Stated goal:
From the entries that follow, pick out all lines holding "Vamos".

Excerpted records:
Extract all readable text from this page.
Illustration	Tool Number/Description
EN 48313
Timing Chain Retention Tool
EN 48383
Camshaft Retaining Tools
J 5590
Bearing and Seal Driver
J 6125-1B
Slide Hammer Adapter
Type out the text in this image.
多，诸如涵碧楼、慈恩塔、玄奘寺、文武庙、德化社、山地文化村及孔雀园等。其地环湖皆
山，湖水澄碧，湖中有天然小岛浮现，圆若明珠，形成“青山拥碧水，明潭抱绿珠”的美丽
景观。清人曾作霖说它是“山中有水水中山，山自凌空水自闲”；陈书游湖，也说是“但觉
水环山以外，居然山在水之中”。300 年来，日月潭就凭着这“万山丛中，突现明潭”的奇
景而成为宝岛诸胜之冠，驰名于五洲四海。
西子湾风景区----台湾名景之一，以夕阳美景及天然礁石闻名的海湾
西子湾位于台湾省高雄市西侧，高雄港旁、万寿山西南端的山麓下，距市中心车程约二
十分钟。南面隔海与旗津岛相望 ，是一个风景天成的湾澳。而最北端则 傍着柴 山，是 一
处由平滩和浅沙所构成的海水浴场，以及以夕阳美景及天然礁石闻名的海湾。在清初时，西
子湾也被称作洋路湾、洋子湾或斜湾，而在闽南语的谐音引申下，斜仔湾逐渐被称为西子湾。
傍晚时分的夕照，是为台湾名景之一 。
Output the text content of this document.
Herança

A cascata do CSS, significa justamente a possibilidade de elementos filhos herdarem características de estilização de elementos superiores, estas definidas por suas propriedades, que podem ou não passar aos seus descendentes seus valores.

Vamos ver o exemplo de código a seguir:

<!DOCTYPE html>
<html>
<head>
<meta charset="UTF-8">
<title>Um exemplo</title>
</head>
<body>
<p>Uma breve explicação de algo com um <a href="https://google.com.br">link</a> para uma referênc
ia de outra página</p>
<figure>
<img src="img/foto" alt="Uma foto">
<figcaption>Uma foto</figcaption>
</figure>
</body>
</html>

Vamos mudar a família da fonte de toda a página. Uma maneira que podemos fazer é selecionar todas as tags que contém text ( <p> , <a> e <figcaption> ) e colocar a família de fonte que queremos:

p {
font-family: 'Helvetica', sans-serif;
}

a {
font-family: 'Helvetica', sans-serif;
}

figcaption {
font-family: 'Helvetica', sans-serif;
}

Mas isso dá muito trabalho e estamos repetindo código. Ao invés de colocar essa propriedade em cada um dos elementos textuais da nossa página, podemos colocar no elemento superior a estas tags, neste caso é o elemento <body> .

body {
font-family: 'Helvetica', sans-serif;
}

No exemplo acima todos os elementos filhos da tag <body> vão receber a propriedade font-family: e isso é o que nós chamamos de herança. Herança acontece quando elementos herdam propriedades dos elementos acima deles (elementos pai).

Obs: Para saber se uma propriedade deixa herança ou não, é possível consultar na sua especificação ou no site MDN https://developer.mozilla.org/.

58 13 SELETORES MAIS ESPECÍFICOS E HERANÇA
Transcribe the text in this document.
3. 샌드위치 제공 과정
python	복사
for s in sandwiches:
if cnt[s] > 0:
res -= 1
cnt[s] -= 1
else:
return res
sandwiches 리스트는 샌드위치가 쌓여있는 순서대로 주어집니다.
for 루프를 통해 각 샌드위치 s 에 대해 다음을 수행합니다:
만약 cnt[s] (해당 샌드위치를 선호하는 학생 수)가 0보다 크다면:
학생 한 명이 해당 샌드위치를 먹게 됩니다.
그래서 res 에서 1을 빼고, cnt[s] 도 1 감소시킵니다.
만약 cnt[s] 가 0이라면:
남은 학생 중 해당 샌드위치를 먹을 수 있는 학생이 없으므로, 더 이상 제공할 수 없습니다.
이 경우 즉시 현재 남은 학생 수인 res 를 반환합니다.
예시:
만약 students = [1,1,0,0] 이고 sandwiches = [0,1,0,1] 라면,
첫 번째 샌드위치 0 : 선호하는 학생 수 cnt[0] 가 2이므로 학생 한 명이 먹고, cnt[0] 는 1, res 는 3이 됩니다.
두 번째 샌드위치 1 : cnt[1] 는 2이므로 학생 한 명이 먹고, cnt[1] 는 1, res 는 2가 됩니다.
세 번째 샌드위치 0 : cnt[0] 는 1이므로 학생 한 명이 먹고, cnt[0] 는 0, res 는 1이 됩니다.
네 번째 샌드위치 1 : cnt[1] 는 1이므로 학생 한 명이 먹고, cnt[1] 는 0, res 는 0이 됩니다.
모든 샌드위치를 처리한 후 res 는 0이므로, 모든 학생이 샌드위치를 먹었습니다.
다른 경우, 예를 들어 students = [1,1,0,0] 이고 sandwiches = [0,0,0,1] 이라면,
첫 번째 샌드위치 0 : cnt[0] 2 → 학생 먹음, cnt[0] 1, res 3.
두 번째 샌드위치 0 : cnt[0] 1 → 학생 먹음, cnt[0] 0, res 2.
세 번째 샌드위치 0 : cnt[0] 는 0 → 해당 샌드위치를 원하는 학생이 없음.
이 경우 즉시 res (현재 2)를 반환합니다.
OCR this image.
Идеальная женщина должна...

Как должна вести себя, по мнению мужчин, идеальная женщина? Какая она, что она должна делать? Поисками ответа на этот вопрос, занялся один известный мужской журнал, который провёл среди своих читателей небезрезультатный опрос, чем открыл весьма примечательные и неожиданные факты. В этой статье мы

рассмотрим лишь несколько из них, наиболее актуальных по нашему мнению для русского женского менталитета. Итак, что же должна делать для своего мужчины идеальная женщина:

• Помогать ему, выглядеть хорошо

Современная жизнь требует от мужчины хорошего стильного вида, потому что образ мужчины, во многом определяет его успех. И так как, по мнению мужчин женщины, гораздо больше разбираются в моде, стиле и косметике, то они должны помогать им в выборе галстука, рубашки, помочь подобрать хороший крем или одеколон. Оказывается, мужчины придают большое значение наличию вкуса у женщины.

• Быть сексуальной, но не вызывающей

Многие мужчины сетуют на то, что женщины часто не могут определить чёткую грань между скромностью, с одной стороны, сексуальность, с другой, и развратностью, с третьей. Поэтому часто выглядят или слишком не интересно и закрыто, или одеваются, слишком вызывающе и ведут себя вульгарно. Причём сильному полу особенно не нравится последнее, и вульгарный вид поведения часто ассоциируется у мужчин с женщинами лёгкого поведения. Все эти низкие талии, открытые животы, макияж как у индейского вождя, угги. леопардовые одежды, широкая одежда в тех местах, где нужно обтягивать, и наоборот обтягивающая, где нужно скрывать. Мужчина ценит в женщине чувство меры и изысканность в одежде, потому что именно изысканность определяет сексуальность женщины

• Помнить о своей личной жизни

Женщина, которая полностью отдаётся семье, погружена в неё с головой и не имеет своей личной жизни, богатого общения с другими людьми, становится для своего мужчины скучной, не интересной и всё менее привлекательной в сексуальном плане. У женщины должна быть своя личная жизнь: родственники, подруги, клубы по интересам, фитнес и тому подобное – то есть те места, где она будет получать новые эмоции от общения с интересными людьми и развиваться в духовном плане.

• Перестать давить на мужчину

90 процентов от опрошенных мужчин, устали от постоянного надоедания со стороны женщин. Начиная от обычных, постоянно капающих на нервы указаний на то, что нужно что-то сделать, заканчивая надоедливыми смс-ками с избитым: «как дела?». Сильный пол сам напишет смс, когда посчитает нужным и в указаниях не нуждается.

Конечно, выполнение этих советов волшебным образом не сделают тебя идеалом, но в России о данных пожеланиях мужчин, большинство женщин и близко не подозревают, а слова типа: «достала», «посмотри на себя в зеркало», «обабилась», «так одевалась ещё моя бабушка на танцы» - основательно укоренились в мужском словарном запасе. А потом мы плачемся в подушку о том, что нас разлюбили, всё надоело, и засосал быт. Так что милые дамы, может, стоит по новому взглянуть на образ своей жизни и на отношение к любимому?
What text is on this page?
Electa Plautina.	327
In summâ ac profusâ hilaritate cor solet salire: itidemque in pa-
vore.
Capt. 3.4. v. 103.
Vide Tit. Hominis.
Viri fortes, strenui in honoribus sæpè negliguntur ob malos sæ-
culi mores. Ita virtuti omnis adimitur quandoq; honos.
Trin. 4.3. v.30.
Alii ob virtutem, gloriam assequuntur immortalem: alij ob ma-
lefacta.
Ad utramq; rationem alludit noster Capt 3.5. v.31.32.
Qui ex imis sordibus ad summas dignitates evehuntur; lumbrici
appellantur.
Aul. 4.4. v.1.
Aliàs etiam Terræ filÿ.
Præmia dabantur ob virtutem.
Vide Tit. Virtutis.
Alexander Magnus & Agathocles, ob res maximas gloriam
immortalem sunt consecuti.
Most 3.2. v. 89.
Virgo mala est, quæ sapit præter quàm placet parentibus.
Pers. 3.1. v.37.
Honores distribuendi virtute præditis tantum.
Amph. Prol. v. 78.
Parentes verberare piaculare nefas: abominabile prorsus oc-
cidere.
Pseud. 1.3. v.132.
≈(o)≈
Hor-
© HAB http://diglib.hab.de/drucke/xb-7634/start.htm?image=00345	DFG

Result of this exercise:
Vamos ver o exemplo de código a seguir:
Vamos mudar a família da fonte de toda a página. Uma maneira que podemos fazer é selecionar todas as tags que contém text ( <p> , <a> e <figcaption> ) e colocar a família de fonte que queremos:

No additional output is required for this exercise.